WORK TO DO> Set the data down again, exactly as it reads, but without the pictures.

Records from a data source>
___

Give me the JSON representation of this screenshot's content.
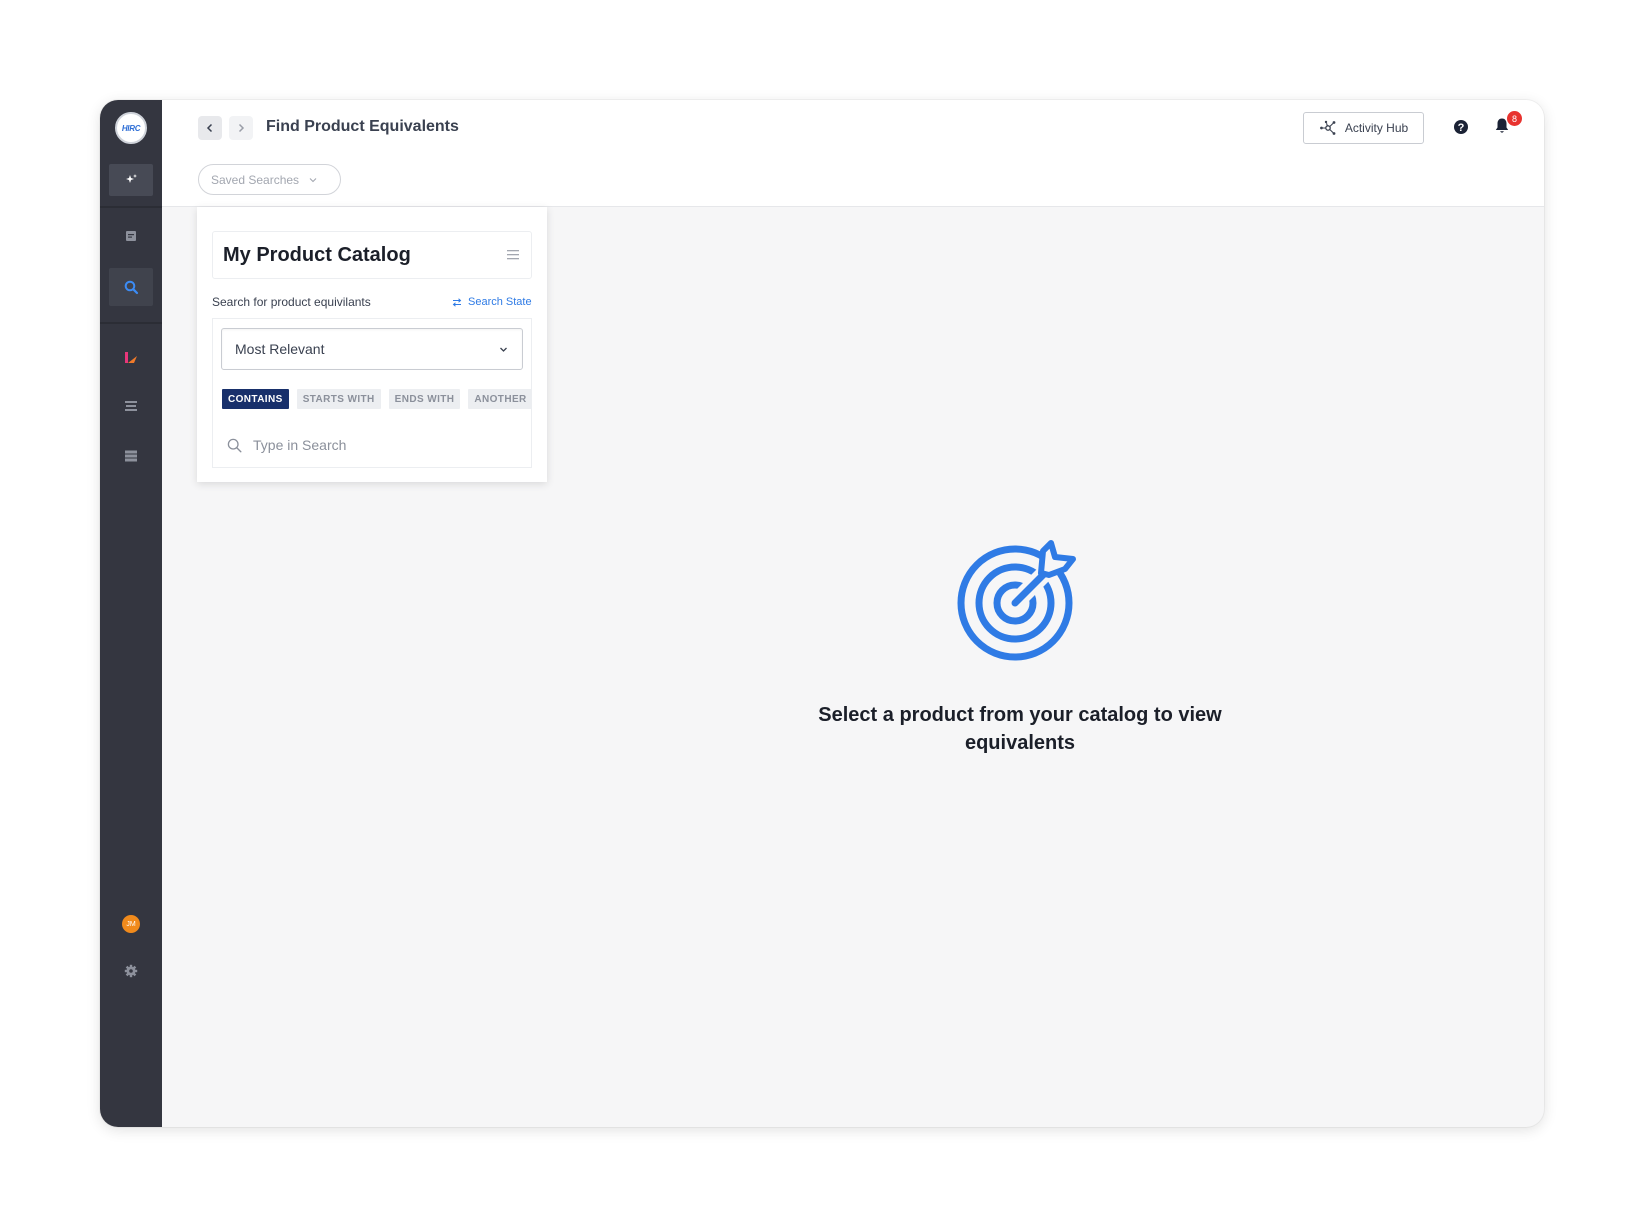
{
  "app": {
    "logo_text": "HIRC"
  },
  "header": {
    "title": "Find Product Equivalents",
    "saved_searches_label": "Saved Searches",
    "activity_hub_label": "Activity Hub",
    "notification_count": "8"
  },
  "sidebar": {
    "items": [
      {
        "icon": "sparkle-icon",
        "active": true
      },
      {
        "icon": "document-icon",
        "active": false
      },
      {
        "icon": "search-icon",
        "active": true
      },
      {
        "icon": "brand-icon",
        "active": false
      },
      {
        "icon": "list-icon",
        "active": false
      },
      {
        "icon": "database-icon",
        "active": false
      }
    ],
    "avatar_initials": "JM"
  },
  "catalog": {
    "title": "My Product Catalog",
    "search_label": "Search for product equivilants",
    "search_state_label": "Search State",
    "sort_value": "Most Relevant",
    "match_modes": [
      "CONTAINS",
      "STARTS WITH",
      "ENDS WITH",
      "ANOTHER"
    ],
    "active_match_mode": "CONTAINS",
    "search_placeholder": "Type in Search"
  },
  "empty_state": {
    "message": "Select a product from your catalog to view equivalents",
    "icon": "target-icon"
  },
  "colors": {
    "sidebar_bg": "#343640",
    "accent_blue": "#2f7be5",
    "active_chip": "#18306b",
    "badge_red": "#e8332f",
    "avatar_orange": "#f08a1c"
  }
}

___

RESPONSE FOR THIS EXERCISE>
Give me the JSON representation of this screenshot's content.
{
  "app": {
    "logo_text": "HIRC"
  },
  "header": {
    "title": "Find Product Equivalents",
    "saved_searches_label": "Saved Searches",
    "activity_hub_label": "Activity Hub",
    "notification_count": "8"
  },
  "sidebar": {
    "items": [
      {
        "icon": "sparkle-icon",
        "active": true
      },
      {
        "icon": "document-icon",
        "active": false
      },
      {
        "icon": "search-icon",
        "active": true
      },
      {
        "icon": "brand-icon",
        "active": false
      },
      {
        "icon": "list-icon",
        "active": false
      },
      {
        "icon": "database-icon",
        "active": false
      }
    ],
    "avatar_initials": "JM"
  },
  "catalog": {
    "title": "My Product Catalog",
    "search_label": "Search for product equivilants",
    "search_state_label": "Search State",
    "sort_value": "Most Relevant",
    "match_modes": [
      "CONTAINS",
      "STARTS WITH",
      "ENDS WITH",
      "ANOTHER"
    ],
    "active_match_mode": "CONTAINS",
    "search_placeholder": "Type in Search"
  },
  "empty_state": {
    "message": "Select a product from your catalog to view equivalents",
    "icon": "target-icon"
  },
  "colors": {
    "sidebar_bg": "#343640",
    "accent_blue": "#2f7be5",
    "active_chip": "#18306b",
    "badge_red": "#e8332f",
    "avatar_orange": "#f08a1c"
  }
}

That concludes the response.